** Start AVAILABLE DATA **

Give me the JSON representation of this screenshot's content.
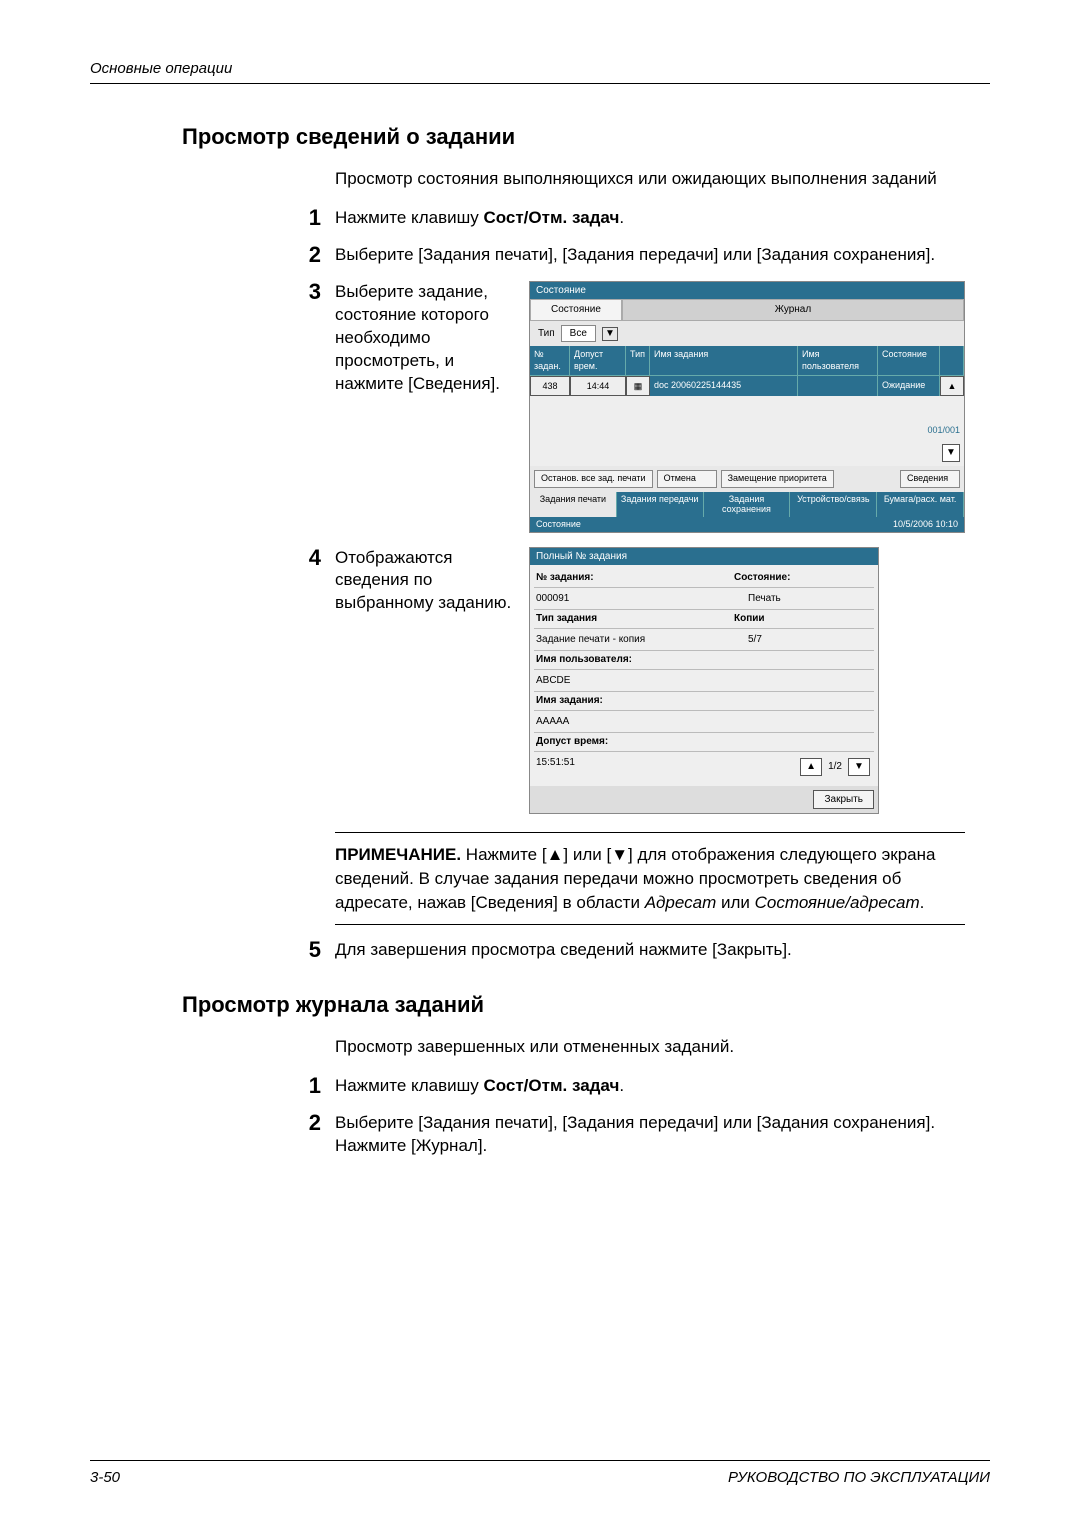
{
  "running_head": "Основные операции",
  "section1": {
    "title": "Просмотр сведений о задании",
    "intro": "Просмотр состояния выполняющихся или ожидающих выполнения заданий",
    "steps": {
      "s1_a": "Нажмите клавишу ",
      "s1_b": "Сост/Отм. задач",
      "s1_c": ".",
      "s2": "Выберите [Задания печати], [Задания передачи] или [Задания сохранения].",
      "s3": "Выберите задание, состояние которого необходимо просмотреть, и нажмите [Сведения].",
      "s4": "Отображаются сведения по выбранному заданию.",
      "s5": "Для завершения просмотра сведений нажмите [Закрыть]."
    }
  },
  "note": {
    "label": "ПРИМЕЧАНИЕ.",
    "body_a": " Нажмите [▲] или [▼] для отображения следующего экрана сведений. В случае задания передачи можно просмотреть сведения об адресате, нажав [Сведения] в области ",
    "ital1": "Адресат",
    "mid": " или ",
    "ital2": "Состояние/адресат",
    "end": "."
  },
  "section2": {
    "title": "Просмотр журнала заданий",
    "intro": "Просмотр завершенных или отмененных заданий.",
    "s1_a": "Нажмите клавишу ",
    "s1_b": "Сост/Отм. задач",
    "s1_c": ".",
    "s2": "Выберите [Задания печати], [Задания передачи] или [Задания сохранения]. Нажмите [Журнал]."
  },
  "screenshot1": {
    "win": "Состояние",
    "tab_state": "Состояние",
    "tab_log": "Журнал",
    "filter_type": "Тип",
    "filter_all": "Все",
    "hdr": {
      "c1": "№ задан.",
      "c2": "Допуст врем.",
      "c3": "Тип",
      "c4": "Имя задания",
      "c5": "Имя пользователя",
      "c6": "Состояние"
    },
    "row": {
      "num": "438",
      "time": "14:44",
      "name": "doc 20060225144435",
      "state": "Ожидание"
    },
    "counter": "001/001",
    "btn_pause": "Останов. все зад. печати",
    "btn_cancel": "Отмена",
    "btn_prio": "Замещение приоритета",
    "btn_detail": "Сведения",
    "bt1": "Задания печати",
    "bt2": "Задания передачи",
    "bt3": "Задания сохранения",
    "bt4": "Устройство/связь",
    "bt5": "Бумага/расх. мат.",
    "foot_left": "Состояние",
    "foot_right": "10/5/2006    10:10"
  },
  "screenshot2": {
    "title": "Полный № задания",
    "lbl_jobno": "№ задания:",
    "val_jobno": "000091",
    "lbl_state": "Состояние:",
    "val_state": "Печать",
    "lbl_type": "Тип задания",
    "val_type": "Задание печати - копия",
    "lbl_copies": "Копии",
    "val_copies": "5/7",
    "lbl_user": "Имя пользователя:",
    "val_user": "ABCDE",
    "lbl_name": "Имя задания:",
    "val_name": "AAAAA",
    "lbl_time": "Допуст время:",
    "val_time": "15:51:51",
    "pager": "1/2",
    "close": "Закрыть"
  },
  "footer": {
    "left": "3-50",
    "right": "РУКОВОДСТВО ПО ЭКСПЛУАТАЦИИ"
  }
}
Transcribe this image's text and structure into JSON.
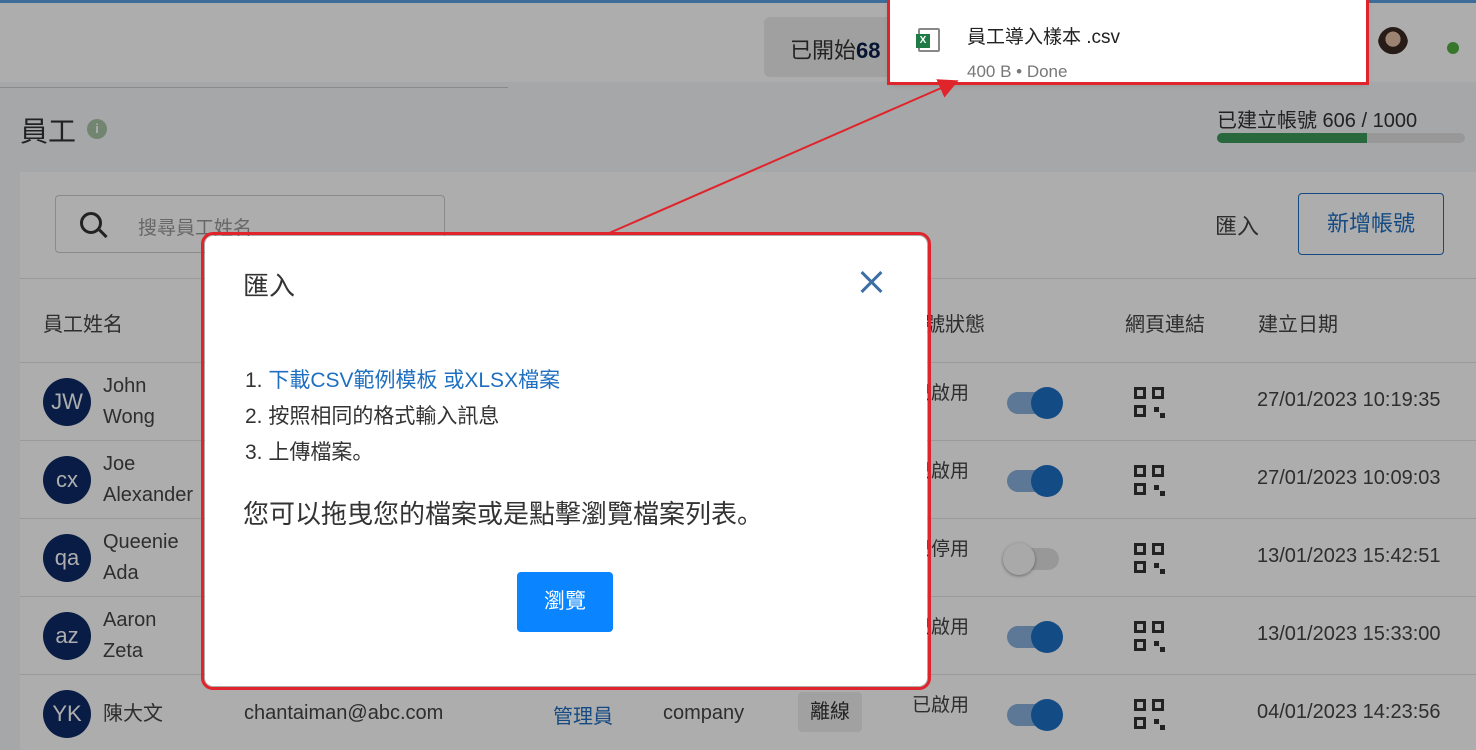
{
  "topbar": {
    "started_label": "已開始",
    "started_count": "68"
  },
  "page": {
    "title": "員工",
    "info_icon": "i",
    "quota_label": "已建立帳號 606 / 1000",
    "quota_fraction": 0.606
  },
  "toolbar": {
    "search_placeholder": "搜尋員工姓名",
    "import_label": "匯入",
    "add_label": "新增帳號"
  },
  "table": {
    "headers": {
      "name": "員工姓名",
      "account_status": "帳號狀態",
      "web_link": "網頁連結",
      "created_date": "建立日期"
    },
    "rows": [
      {
        "initials": "JW",
        "name_line1": "John",
        "name_line2": "Wong",
        "status": "已啟用",
        "enabled": true,
        "date": "27/01/2023 10:19:35"
      },
      {
        "initials": "cx",
        "name_line1": "Joe",
        "name_line2": "Alexander",
        "status": "已啟用",
        "enabled": true,
        "date": "27/01/2023 10:09:03"
      },
      {
        "initials": "qa",
        "name_line1": "Queenie",
        "name_line2": "Ada",
        "status": "已停用",
        "enabled": false,
        "date": "13/01/2023 15:42:51"
      },
      {
        "initials": "az",
        "name_line1": "Aaron",
        "name_line2": "Zeta",
        "status": "已啟用",
        "enabled": true,
        "date": "13/01/2023 15:33:00"
      },
      {
        "initials": "YK",
        "name_line1": "陳大文",
        "name_line2": "",
        "email": "chantaiman@abc.com",
        "role": "管理員",
        "company": "company",
        "presence": "離線",
        "status": "已啟用",
        "enabled": true,
        "date": "04/01/2023 14:23:56"
      }
    ]
  },
  "modal": {
    "title": "匯入",
    "step1_prefix": "1. ",
    "step1_link": "下載CSV範例模板  或XLSX檔案",
    "step2": "2. 按照相同的格式輸入訊息",
    "step3": "3. 上傳檔案。",
    "description": "您可以拖曳您的檔案或是點擊瀏覽檔案列表。",
    "browse_label": "瀏覽"
  },
  "download": {
    "file_name": "員工導入樣本 .csv",
    "file_status": "400 B • Done"
  },
  "colors": {
    "accent": "#1f6fc0",
    "highlight": "#e0242b",
    "avatar": "#0c2a66",
    "browse": "#0a84ff"
  }
}
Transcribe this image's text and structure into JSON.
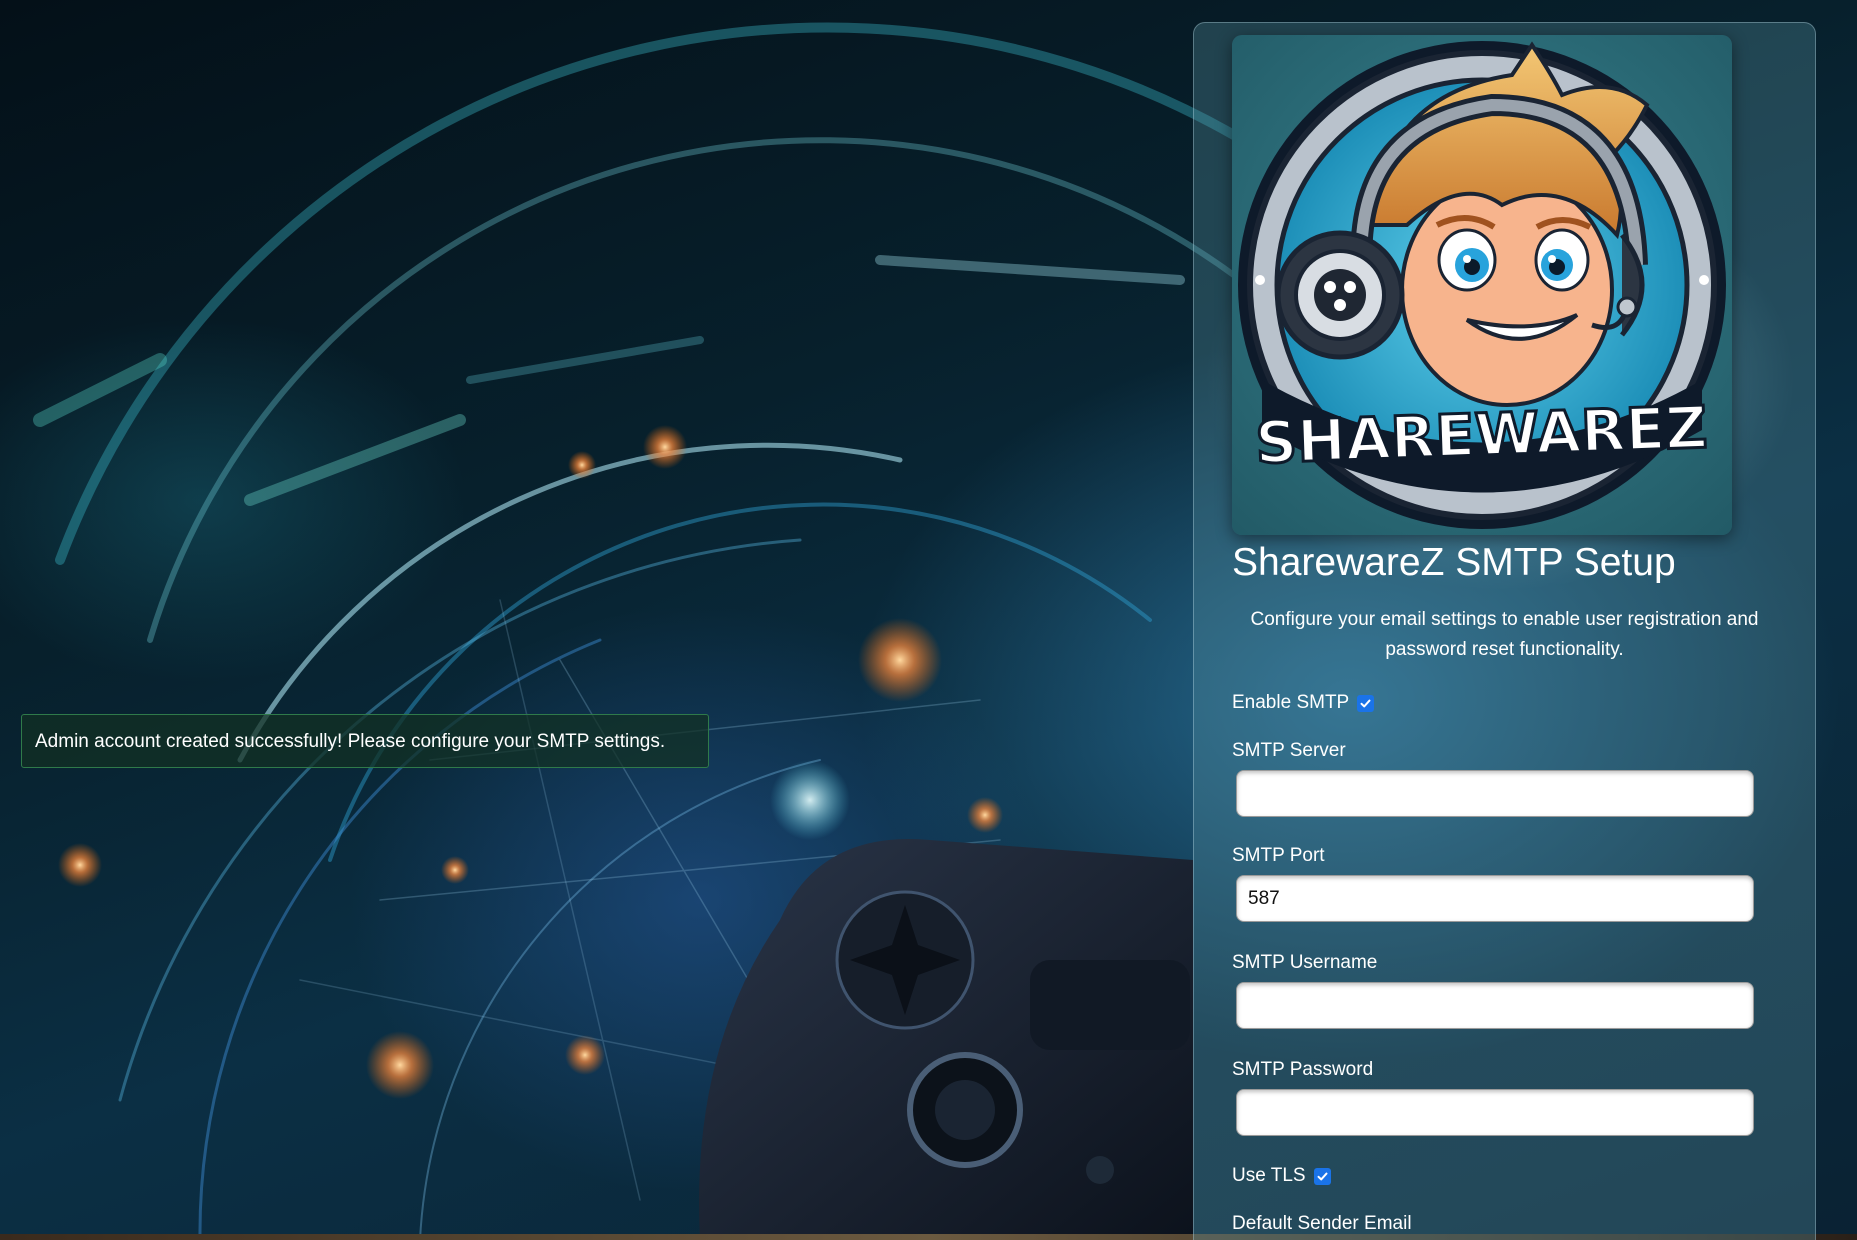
{
  "flash": {
    "message": "Admin account created successfully! Please configure your SMTP settings."
  },
  "logo": {
    "wordmark": "SHAREWAREZ"
  },
  "setup": {
    "title": "SharewareZ SMTP Setup",
    "description": "Configure your email settings to enable user registration and password reset functionality.",
    "enable_smtp": {
      "label": "Enable SMTP",
      "checked": true
    },
    "smtp_server": {
      "label": "SMTP Server",
      "value": ""
    },
    "smtp_port": {
      "label": "SMTP Port",
      "value": "587"
    },
    "smtp_username": {
      "label": "SMTP Username",
      "value": ""
    },
    "smtp_password": {
      "label": "SMTP Password",
      "value": ""
    },
    "use_tls": {
      "label": "Use TLS",
      "checked": true
    },
    "default_sender_email": {
      "label": "Default Sender Email"
    }
  },
  "colors": {
    "checkbox_accent": "#1a73e8",
    "flash_border": "#2f7a4a",
    "panel_tint": "#5a96a5"
  }
}
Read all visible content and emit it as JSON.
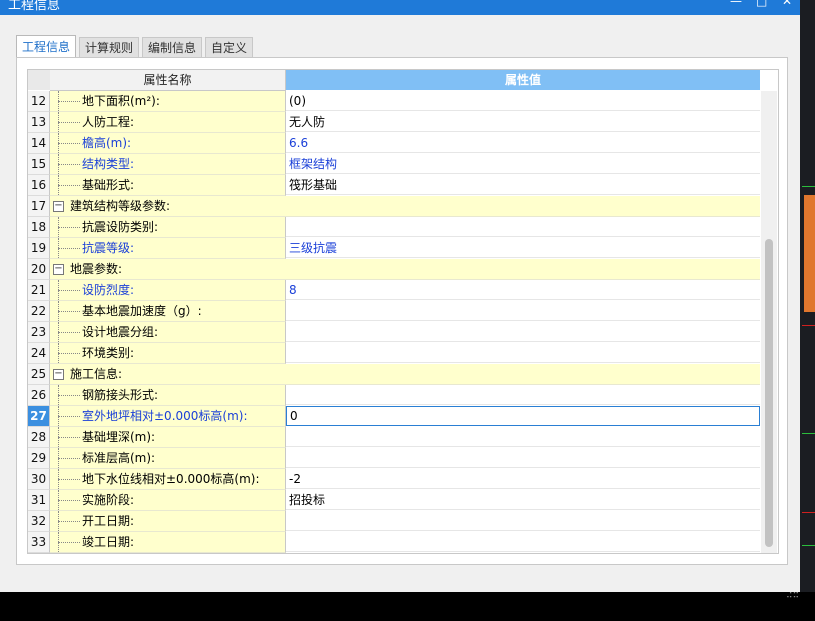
{
  "window": {
    "title": "工程信息",
    "minimize": "—",
    "maximize": "□",
    "close": "✕"
  },
  "tabs": [
    {
      "label": "工程信息",
      "active": true
    },
    {
      "label": "计算规则",
      "active": false
    },
    {
      "label": "编制信息",
      "active": false
    },
    {
      "label": "自定义",
      "active": false
    }
  ],
  "grid": {
    "headers": {
      "name": "属性名称",
      "value": "属性值"
    },
    "selected_row": "27",
    "rows": [
      {
        "num": "12",
        "name": "地下面积(m²):",
        "value": "(0)",
        "blue": false,
        "group": false
      },
      {
        "num": "13",
        "name": "人防工程:",
        "value": "无人防",
        "blue": false,
        "group": false
      },
      {
        "num": "14",
        "name": "檐高(m):",
        "value": "6.6",
        "blue": true,
        "group": false
      },
      {
        "num": "15",
        "name": "结构类型:",
        "value": "框架结构",
        "blue": true,
        "group": false
      },
      {
        "num": "16",
        "name": "基础形式:",
        "value": "筏形基础",
        "blue": false,
        "group": false
      },
      {
        "num": "17",
        "name": "建筑结构等级参数:",
        "value": "",
        "blue": false,
        "group": true
      },
      {
        "num": "18",
        "name": "抗震设防类别:",
        "value": "",
        "blue": false,
        "group": false
      },
      {
        "num": "19",
        "name": "抗震等级:",
        "value": "三级抗震",
        "blue": true,
        "group": false
      },
      {
        "num": "20",
        "name": "地震参数:",
        "value": "",
        "blue": false,
        "group": true
      },
      {
        "num": "21",
        "name": "设防烈度:",
        "value": "8",
        "blue": true,
        "group": false
      },
      {
        "num": "22",
        "name": "基本地震加速度（g）:",
        "value": "",
        "blue": false,
        "group": false
      },
      {
        "num": "23",
        "name": "设计地震分组:",
        "value": "",
        "blue": false,
        "group": false
      },
      {
        "num": "24",
        "name": "环境类别:",
        "value": "",
        "blue": false,
        "group": false
      },
      {
        "num": "25",
        "name": "施工信息:",
        "value": "",
        "blue": false,
        "group": true
      },
      {
        "num": "26",
        "name": "钢筋接头形式:",
        "value": "",
        "blue": false,
        "group": false
      },
      {
        "num": "27",
        "name": "室外地坪相对±0.000标高(m):",
        "value": "0",
        "blue": true,
        "group": false
      },
      {
        "num": "28",
        "name": "基础埋深(m):",
        "value": "",
        "blue": false,
        "group": false
      },
      {
        "num": "29",
        "name": "标准层高(m):",
        "value": "",
        "blue": false,
        "group": false
      },
      {
        "num": "30",
        "name": "地下水位线相对±0.000标高(m):",
        "value": "-2",
        "blue": false,
        "group": false
      },
      {
        "num": "31",
        "name": "实施阶段:",
        "value": "招投标",
        "blue": false,
        "group": false
      },
      {
        "num": "32",
        "name": "开工日期:",
        "value": "",
        "blue": false,
        "group": false
      },
      {
        "num": "33",
        "name": "竣工日期:",
        "value": "",
        "blue": false,
        "group": false
      }
    ]
  },
  "colors": {
    "accent": "#1f7ad8",
    "name_cell_bg": "#ffffcd",
    "value_header_bg": "#80bff5",
    "blue_text": "#1a3fd8"
  }
}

** End AVAILABLE DATA **

» **SHORT EXERCISE**
Give only the number of lines in the material above where the string "просмотреть" appears.

» **RESULT FOR THIS EXERCISE**
2